----- INFORMATION GIVEN -----
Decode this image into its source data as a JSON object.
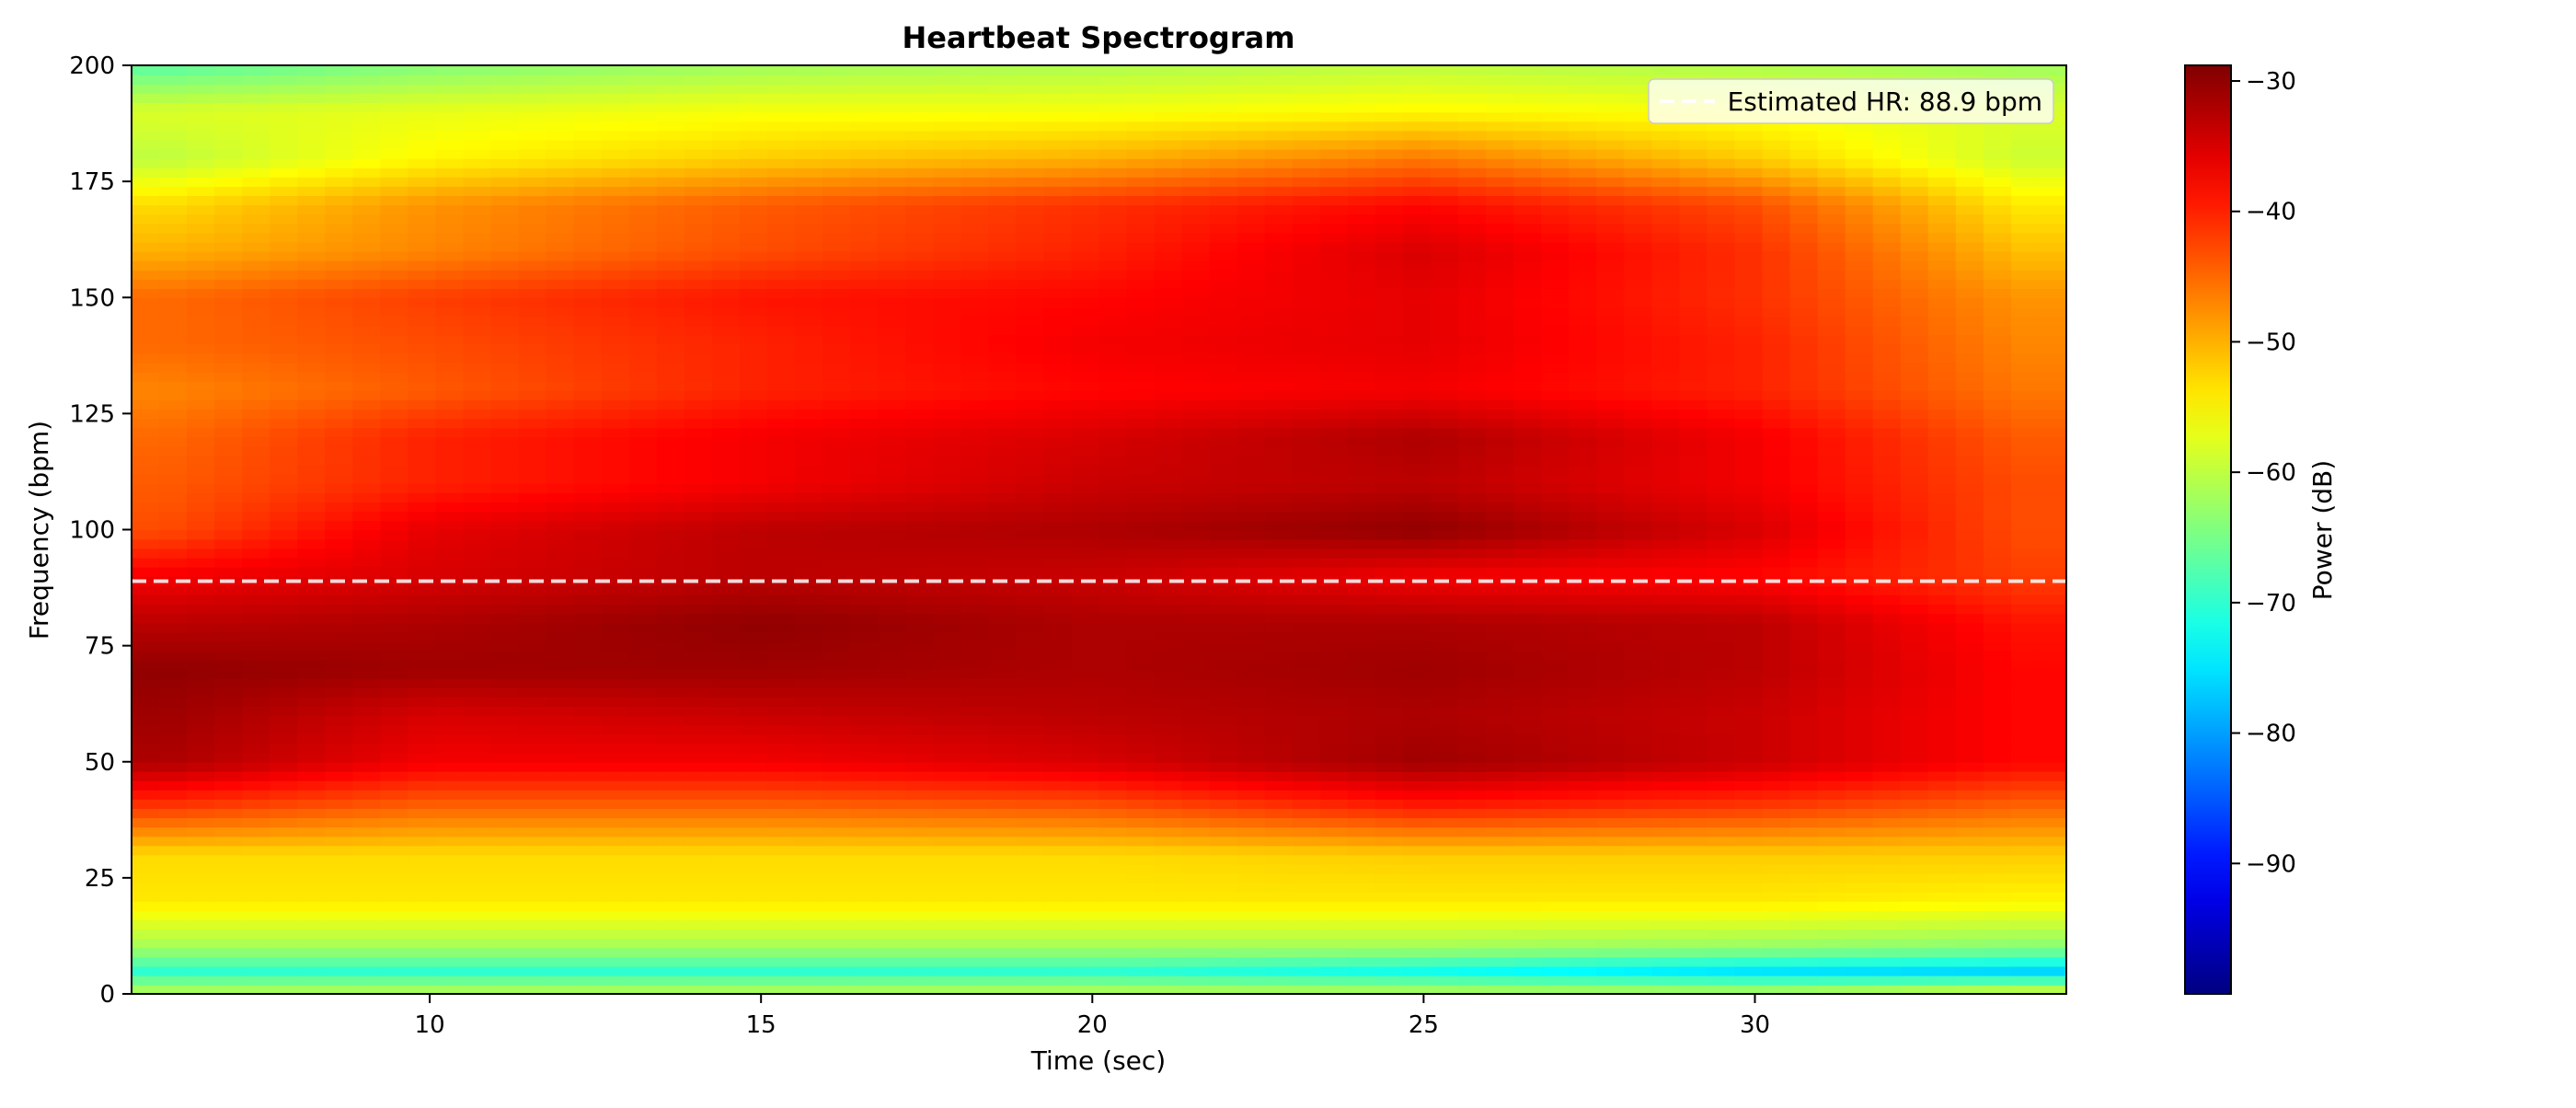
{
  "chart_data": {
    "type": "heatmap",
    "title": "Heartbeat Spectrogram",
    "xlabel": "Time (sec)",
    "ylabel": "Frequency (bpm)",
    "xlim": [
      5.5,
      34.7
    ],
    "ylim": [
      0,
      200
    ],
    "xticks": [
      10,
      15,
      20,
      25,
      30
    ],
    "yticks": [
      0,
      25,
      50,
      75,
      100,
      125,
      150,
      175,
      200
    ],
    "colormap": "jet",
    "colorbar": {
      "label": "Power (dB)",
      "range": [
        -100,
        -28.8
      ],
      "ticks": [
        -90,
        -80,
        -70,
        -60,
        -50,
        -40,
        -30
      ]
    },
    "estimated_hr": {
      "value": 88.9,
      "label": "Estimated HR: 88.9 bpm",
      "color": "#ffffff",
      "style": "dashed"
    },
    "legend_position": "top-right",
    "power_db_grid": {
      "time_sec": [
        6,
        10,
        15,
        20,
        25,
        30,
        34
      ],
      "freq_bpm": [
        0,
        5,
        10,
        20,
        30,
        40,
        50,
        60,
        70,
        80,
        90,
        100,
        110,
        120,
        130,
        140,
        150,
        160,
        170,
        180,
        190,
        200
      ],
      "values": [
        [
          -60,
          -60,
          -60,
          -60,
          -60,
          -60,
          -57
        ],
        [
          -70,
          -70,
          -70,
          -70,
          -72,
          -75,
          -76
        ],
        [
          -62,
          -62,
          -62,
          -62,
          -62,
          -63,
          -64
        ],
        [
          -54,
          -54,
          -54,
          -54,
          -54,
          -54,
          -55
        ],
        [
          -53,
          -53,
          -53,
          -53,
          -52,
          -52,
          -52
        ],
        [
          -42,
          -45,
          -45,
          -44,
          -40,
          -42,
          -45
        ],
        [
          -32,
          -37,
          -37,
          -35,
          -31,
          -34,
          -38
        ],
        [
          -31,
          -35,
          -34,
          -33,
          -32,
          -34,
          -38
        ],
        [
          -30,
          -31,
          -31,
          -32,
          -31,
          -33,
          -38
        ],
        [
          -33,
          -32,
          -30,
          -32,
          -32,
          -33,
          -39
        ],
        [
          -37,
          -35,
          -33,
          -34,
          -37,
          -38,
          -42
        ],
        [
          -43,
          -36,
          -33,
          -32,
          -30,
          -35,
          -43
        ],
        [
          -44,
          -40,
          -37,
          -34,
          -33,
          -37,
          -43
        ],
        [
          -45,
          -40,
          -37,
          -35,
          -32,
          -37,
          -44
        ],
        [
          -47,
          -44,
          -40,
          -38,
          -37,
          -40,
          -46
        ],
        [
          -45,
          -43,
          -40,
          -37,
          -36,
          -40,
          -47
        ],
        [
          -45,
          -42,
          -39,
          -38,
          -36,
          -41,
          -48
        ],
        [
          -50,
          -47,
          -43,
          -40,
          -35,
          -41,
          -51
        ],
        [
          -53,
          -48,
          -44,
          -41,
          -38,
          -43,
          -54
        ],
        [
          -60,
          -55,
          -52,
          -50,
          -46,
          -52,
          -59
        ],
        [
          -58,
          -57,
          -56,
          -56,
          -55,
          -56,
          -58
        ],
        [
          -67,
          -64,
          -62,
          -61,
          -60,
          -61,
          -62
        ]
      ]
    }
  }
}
-----
----- INFORMATION GIVEN -----
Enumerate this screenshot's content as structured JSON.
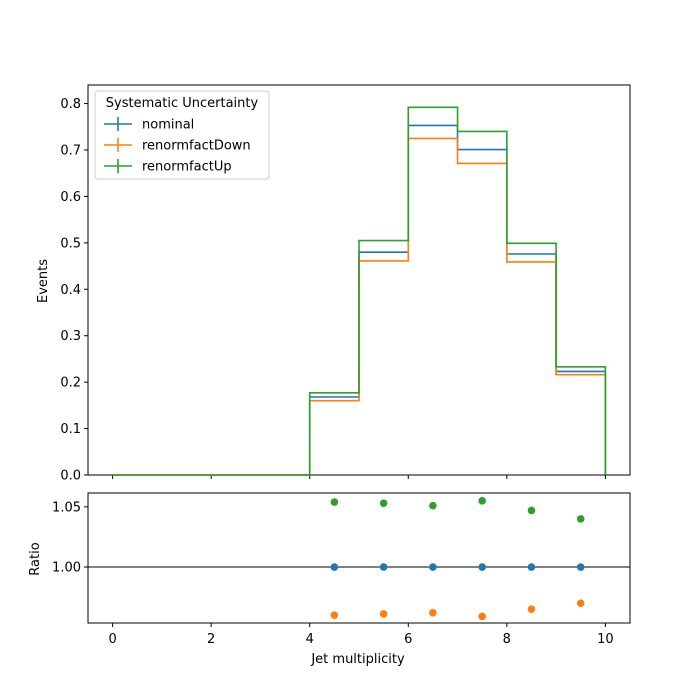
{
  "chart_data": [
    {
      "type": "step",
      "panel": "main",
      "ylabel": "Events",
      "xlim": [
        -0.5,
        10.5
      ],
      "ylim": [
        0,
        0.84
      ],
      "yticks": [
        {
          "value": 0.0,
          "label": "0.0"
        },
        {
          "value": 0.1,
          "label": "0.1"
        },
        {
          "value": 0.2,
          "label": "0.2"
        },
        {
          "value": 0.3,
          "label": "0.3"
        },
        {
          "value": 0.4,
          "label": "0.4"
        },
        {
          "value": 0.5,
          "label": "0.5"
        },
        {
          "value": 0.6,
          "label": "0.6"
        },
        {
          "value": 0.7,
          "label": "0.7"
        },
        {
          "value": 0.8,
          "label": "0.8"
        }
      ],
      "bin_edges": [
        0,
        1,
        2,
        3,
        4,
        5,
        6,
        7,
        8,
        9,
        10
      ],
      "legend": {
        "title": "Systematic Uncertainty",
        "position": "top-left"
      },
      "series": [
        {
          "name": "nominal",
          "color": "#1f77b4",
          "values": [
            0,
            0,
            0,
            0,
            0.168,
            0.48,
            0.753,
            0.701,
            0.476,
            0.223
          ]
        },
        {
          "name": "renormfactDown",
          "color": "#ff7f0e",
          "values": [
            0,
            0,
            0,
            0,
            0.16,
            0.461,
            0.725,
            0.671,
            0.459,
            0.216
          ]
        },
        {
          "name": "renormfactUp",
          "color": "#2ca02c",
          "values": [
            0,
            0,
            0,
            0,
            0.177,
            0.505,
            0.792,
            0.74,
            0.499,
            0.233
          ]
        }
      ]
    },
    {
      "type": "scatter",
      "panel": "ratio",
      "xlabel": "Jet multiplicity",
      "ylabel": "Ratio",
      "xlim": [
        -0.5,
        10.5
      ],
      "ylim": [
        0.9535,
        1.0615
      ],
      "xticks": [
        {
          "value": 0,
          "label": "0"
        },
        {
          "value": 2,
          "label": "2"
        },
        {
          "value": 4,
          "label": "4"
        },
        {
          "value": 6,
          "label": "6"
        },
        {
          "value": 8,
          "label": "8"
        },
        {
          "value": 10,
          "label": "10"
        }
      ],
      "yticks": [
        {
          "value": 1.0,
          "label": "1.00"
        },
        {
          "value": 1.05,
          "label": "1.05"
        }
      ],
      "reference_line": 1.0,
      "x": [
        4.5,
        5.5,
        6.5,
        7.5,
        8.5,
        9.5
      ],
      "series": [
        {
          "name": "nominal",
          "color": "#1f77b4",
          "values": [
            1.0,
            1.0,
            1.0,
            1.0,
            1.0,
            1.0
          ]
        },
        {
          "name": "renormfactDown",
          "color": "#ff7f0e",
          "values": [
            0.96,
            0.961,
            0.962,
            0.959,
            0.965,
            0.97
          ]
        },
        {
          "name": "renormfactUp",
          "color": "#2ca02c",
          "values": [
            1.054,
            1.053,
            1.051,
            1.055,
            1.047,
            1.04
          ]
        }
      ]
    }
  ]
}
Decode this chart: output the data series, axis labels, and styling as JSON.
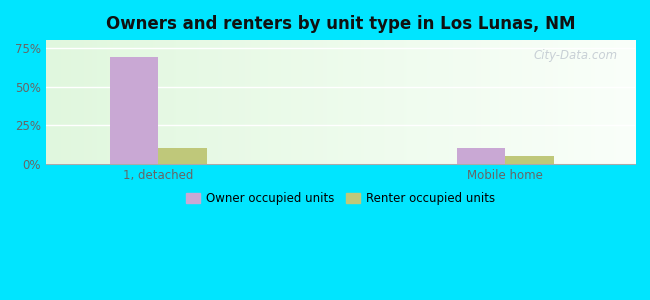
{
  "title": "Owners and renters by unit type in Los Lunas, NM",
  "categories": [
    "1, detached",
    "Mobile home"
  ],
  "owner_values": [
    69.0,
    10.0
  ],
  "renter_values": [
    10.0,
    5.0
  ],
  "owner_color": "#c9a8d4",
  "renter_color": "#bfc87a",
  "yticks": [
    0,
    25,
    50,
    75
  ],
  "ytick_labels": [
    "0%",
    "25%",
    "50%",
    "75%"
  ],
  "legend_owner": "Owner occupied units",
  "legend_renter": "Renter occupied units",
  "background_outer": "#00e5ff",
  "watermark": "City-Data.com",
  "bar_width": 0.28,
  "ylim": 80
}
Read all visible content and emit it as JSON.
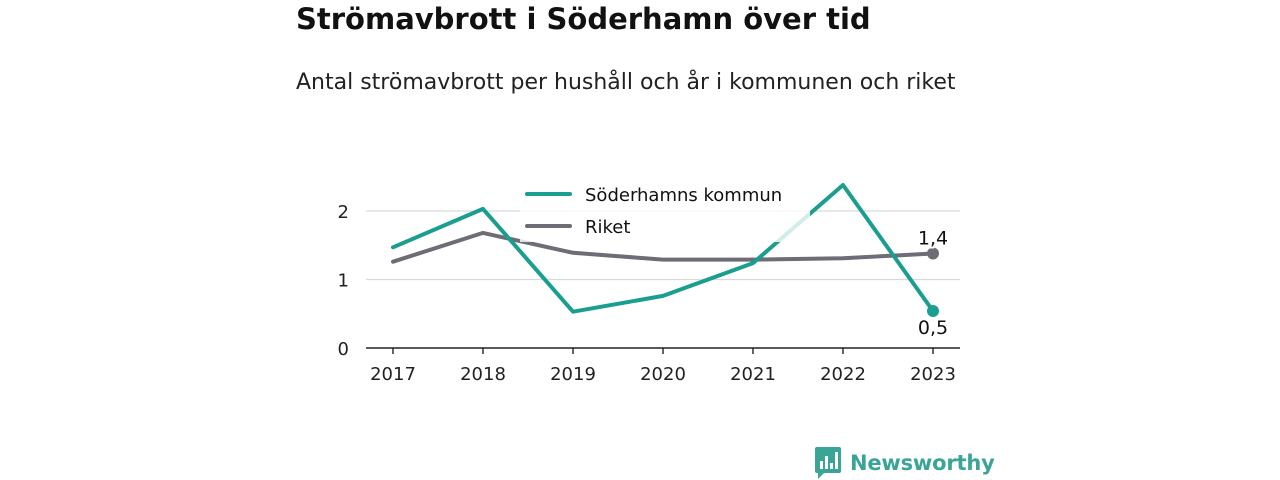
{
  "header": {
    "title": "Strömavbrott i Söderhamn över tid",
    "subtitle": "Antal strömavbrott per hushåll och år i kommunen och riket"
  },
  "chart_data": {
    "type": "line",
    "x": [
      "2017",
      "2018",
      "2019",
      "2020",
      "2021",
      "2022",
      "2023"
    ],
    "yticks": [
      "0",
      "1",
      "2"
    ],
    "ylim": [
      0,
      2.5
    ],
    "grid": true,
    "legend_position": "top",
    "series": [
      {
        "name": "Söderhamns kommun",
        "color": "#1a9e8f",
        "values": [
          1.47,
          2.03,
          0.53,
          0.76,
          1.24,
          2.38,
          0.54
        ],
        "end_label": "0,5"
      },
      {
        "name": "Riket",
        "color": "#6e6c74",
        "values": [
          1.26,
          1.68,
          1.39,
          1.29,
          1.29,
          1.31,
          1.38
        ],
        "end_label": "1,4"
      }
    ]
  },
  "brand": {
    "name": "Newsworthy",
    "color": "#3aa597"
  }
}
-----
----- INFORMATION GIVEN -----
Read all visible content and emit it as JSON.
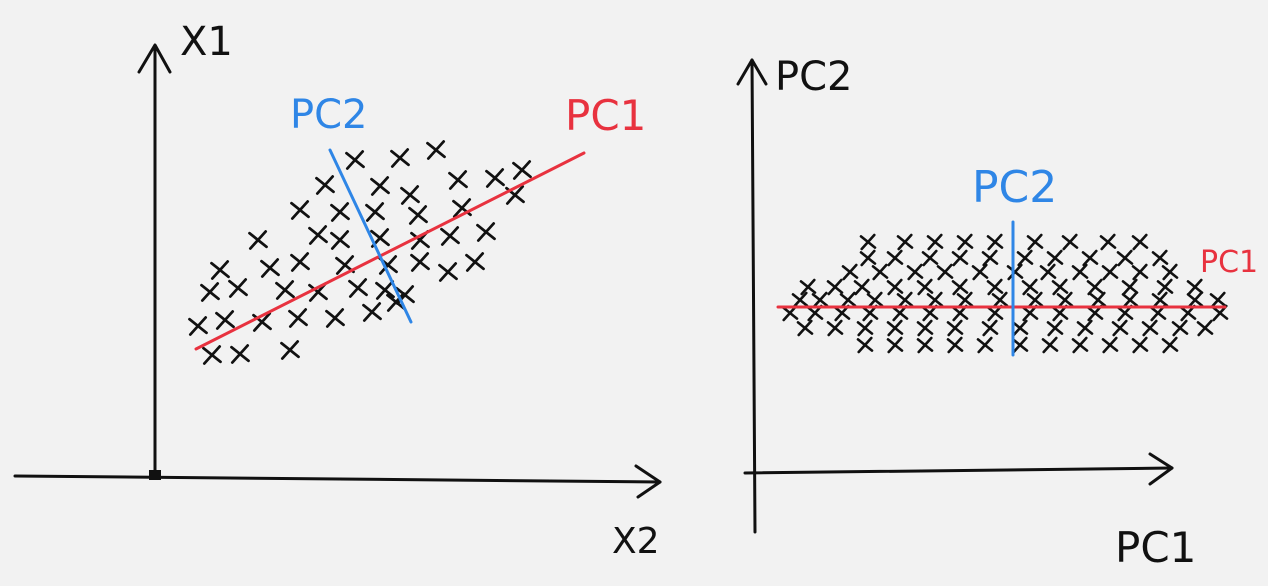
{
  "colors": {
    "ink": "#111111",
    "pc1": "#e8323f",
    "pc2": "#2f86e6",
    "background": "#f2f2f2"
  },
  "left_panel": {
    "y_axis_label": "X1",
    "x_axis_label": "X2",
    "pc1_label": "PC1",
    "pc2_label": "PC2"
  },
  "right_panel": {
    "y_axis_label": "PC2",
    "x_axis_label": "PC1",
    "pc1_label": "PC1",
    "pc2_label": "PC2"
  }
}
-----
**TASK TO CARRY OUT**. Search the listing for the word "units". Copy every line in which it occurs.

**FULL ANSWER**.
  "legend_owner": "Owner occupied units",
  "legend_renter": "Renter occupied units",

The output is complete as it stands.